GIVEN INSTRUCTION:
Extract every line from the records below and reproduce each one unchanged, character for character.

(Source records)
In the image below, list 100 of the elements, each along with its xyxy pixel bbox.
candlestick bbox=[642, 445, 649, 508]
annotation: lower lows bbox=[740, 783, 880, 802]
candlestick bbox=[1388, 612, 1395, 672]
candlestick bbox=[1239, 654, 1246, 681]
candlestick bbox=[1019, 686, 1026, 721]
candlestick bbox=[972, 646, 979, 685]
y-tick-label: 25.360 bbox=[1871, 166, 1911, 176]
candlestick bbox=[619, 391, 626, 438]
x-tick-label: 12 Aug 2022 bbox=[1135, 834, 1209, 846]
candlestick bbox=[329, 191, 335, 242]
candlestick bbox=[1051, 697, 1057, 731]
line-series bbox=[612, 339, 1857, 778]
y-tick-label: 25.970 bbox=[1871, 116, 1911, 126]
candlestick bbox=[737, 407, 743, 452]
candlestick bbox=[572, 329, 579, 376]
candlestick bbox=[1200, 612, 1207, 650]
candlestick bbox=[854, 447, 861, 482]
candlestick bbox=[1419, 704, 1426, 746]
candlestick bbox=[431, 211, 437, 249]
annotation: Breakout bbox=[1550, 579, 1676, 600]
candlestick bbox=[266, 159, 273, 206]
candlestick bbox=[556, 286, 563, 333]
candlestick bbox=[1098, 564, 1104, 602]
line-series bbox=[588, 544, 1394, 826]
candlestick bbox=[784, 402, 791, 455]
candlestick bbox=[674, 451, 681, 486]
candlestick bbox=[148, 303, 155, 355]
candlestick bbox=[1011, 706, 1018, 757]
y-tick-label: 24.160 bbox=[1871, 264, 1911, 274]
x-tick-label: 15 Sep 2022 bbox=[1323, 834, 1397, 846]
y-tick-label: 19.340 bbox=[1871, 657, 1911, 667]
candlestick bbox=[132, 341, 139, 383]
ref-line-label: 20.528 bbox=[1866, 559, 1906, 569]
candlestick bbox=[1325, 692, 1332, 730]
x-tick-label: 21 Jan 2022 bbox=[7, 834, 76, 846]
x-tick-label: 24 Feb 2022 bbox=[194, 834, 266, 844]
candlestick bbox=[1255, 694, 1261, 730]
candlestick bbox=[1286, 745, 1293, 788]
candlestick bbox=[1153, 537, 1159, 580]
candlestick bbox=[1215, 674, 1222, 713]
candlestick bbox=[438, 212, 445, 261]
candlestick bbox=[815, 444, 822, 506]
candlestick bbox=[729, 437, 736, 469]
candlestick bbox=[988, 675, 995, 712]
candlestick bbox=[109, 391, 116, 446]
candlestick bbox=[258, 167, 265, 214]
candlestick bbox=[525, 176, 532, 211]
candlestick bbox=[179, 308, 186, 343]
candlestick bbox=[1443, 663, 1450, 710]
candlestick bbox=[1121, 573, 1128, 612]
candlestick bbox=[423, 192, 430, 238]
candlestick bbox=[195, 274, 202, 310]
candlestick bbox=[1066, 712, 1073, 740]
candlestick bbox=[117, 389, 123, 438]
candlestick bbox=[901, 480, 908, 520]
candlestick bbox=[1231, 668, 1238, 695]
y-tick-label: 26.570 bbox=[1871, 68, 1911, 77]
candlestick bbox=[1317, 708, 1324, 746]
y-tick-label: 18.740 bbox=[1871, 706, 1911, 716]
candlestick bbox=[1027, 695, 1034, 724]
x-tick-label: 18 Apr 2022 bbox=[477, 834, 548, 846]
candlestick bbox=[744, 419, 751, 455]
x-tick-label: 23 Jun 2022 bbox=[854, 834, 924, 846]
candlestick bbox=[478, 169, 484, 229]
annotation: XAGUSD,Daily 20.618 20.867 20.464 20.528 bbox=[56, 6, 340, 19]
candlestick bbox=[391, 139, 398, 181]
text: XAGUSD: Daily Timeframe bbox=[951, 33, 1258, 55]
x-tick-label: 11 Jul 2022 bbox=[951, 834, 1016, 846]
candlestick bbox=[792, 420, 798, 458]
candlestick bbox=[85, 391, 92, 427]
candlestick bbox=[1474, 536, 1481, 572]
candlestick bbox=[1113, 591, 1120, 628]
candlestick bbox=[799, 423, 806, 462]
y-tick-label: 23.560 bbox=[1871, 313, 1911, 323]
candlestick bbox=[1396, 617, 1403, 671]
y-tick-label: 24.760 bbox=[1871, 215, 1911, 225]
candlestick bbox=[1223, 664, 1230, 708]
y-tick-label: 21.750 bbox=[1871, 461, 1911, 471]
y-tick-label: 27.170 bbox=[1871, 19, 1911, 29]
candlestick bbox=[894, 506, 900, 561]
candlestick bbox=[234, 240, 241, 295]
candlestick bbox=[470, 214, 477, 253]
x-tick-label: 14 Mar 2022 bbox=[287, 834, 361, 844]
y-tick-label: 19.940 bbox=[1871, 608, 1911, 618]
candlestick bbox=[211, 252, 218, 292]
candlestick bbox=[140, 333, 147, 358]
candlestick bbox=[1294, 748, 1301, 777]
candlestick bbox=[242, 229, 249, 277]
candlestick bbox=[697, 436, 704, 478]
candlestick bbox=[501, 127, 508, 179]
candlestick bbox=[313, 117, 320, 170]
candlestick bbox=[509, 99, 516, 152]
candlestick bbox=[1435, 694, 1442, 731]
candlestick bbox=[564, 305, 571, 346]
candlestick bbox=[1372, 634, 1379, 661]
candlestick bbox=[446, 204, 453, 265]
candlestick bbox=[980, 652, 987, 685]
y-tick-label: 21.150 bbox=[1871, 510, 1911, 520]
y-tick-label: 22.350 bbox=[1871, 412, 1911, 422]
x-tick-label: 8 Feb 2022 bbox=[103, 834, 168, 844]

FULL OUTPUT:
In the image below, list 100 of the elements, each along with its xyxy pixel bbox.
candlestick bbox=[642, 445, 649, 508]
annotation: lower lows bbox=[740, 783, 880, 802]
candlestick bbox=[1388, 612, 1395, 672]
candlestick bbox=[1239, 654, 1246, 681]
candlestick bbox=[1019, 686, 1026, 721]
candlestick bbox=[972, 646, 979, 685]
y-tick-label: 25.360 bbox=[1871, 166, 1911, 176]
candlestick bbox=[619, 391, 626, 438]
x-tick-label: 12 Aug 2022 bbox=[1135, 834, 1209, 846]
candlestick bbox=[329, 191, 335, 242]
candlestick bbox=[1051, 697, 1057, 731]
line-series bbox=[612, 339, 1857, 778]
y-tick-label: 25.970 bbox=[1871, 116, 1911, 126]
candlestick bbox=[737, 407, 743, 452]
candlestick bbox=[572, 329, 579, 376]
candlestick bbox=[1200, 612, 1207, 650]
candlestick bbox=[854, 447, 861, 482]
candlestick bbox=[1419, 704, 1426, 746]
candlestick bbox=[431, 211, 437, 249]
annotation: Breakout bbox=[1550, 579, 1676, 600]
candlestick bbox=[266, 159, 273, 206]
candlestick bbox=[556, 286, 563, 333]
candlestick bbox=[1098, 564, 1104, 602]
line-series bbox=[588, 544, 1394, 826]
candlestick bbox=[784, 402, 791, 455]
candlestick bbox=[674, 451, 681, 486]
candlestick bbox=[148, 303, 155, 355]
candlestick bbox=[1011, 706, 1018, 757]
y-tick-label: 24.160 bbox=[1871, 264, 1911, 274]
x-tick-label: 15 Sep 2022 bbox=[1323, 834, 1397, 846]
y-tick-label: 19.340 bbox=[1871, 657, 1911, 667]
candlestick bbox=[132, 341, 139, 383]
ref-line-label: 20.528 bbox=[1866, 559, 1906, 569]
candlestick bbox=[1325, 692, 1332, 730]
x-tick-label: 21 Jan 2022 bbox=[7, 834, 76, 846]
x-tick-label: 24 Feb 2022 bbox=[194, 834, 266, 844]
candlestick bbox=[1255, 694, 1261, 730]
candlestick bbox=[1286, 745, 1293, 788]
candlestick bbox=[1153, 537, 1159, 580]
candlestick bbox=[1215, 674, 1222, 713]
candlestick bbox=[438, 212, 445, 261]
candlestick bbox=[815, 444, 822, 506]
candlestick bbox=[729, 437, 736, 469]
candlestick bbox=[988, 675, 995, 712]
candlestick bbox=[109, 391, 116, 446]
candlestick bbox=[258, 167, 265, 214]
candlestick bbox=[525, 176, 532, 211]
candlestick bbox=[179, 308, 186, 343]
candlestick bbox=[1443, 663, 1450, 710]
candlestick bbox=[1121, 573, 1128, 612]
candlestick bbox=[423, 192, 430, 238]
candlestick bbox=[195, 274, 202, 310]
candlestick bbox=[1066, 712, 1073, 740]
candlestick bbox=[117, 389, 123, 438]
candlestick bbox=[901, 480, 908, 520]
candlestick bbox=[1231, 668, 1238, 695]
y-tick-label: 26.570 bbox=[1871, 68, 1911, 77]
candlestick bbox=[1317, 708, 1324, 746]
y-tick-label: 18.740 bbox=[1871, 706, 1911, 716]
candlestick bbox=[1027, 695, 1034, 724]
x-tick-label: 18 Apr 2022 bbox=[477, 834, 548, 846]
candlestick bbox=[744, 419, 751, 455]
x-tick-label: 23 Jun 2022 bbox=[854, 834, 924, 846]
candlestick bbox=[478, 169, 484, 229]
annotation: XAGUSD,Daily 20.618 20.867 20.464 20.528 bbox=[56, 6, 340, 19]
candlestick bbox=[391, 139, 398, 181]
text: XAGUSD: Daily Timeframe bbox=[951, 33, 1258, 55]
x-tick-label: 11 Jul 2022 bbox=[951, 834, 1016, 846]
candlestick bbox=[792, 420, 798, 458]
candlestick bbox=[85, 391, 92, 427]
candlestick bbox=[1474, 536, 1481, 572]
candlestick bbox=[1113, 591, 1120, 628]
candlestick bbox=[799, 423, 806, 462]
y-tick-label: 23.560 bbox=[1871, 313, 1911, 323]
candlestick bbox=[1396, 617, 1403, 671]
y-tick-label: 24.760 bbox=[1871, 215, 1911, 225]
candlestick bbox=[1223, 664, 1230, 708]
y-tick-label: 21.750 bbox=[1871, 461, 1911, 471]
y-tick-label: 27.170 bbox=[1871, 19, 1911, 29]
candlestick bbox=[894, 506, 900, 561]
candlestick bbox=[234, 240, 241, 295]
candlestick bbox=[470, 214, 477, 253]
x-tick-label: 14 Mar 2022 bbox=[287, 834, 361, 844]
y-tick-label: 19.940 bbox=[1871, 608, 1911, 618]
candlestick bbox=[211, 252, 218, 292]
candlestick bbox=[140, 333, 147, 358]
candlestick bbox=[1294, 748, 1301, 777]
candlestick bbox=[242, 229, 249, 277]
candlestick bbox=[697, 436, 704, 478]
candlestick bbox=[501, 127, 508, 179]
candlestick bbox=[313, 117, 320, 170]
candlestick bbox=[509, 99, 516, 152]
candlestick bbox=[1435, 694, 1442, 731]
candlestick bbox=[564, 305, 571, 346]
candlestick bbox=[1372, 634, 1379, 661]
candlestick bbox=[446, 204, 453, 265]
candlestick bbox=[980, 652, 987, 685]
y-tick-label: 21.150 bbox=[1871, 510, 1911, 520]
y-tick-label: 22.350 bbox=[1871, 412, 1911, 422]
x-tick-label: 8 Feb 2022 bbox=[103, 834, 168, 844]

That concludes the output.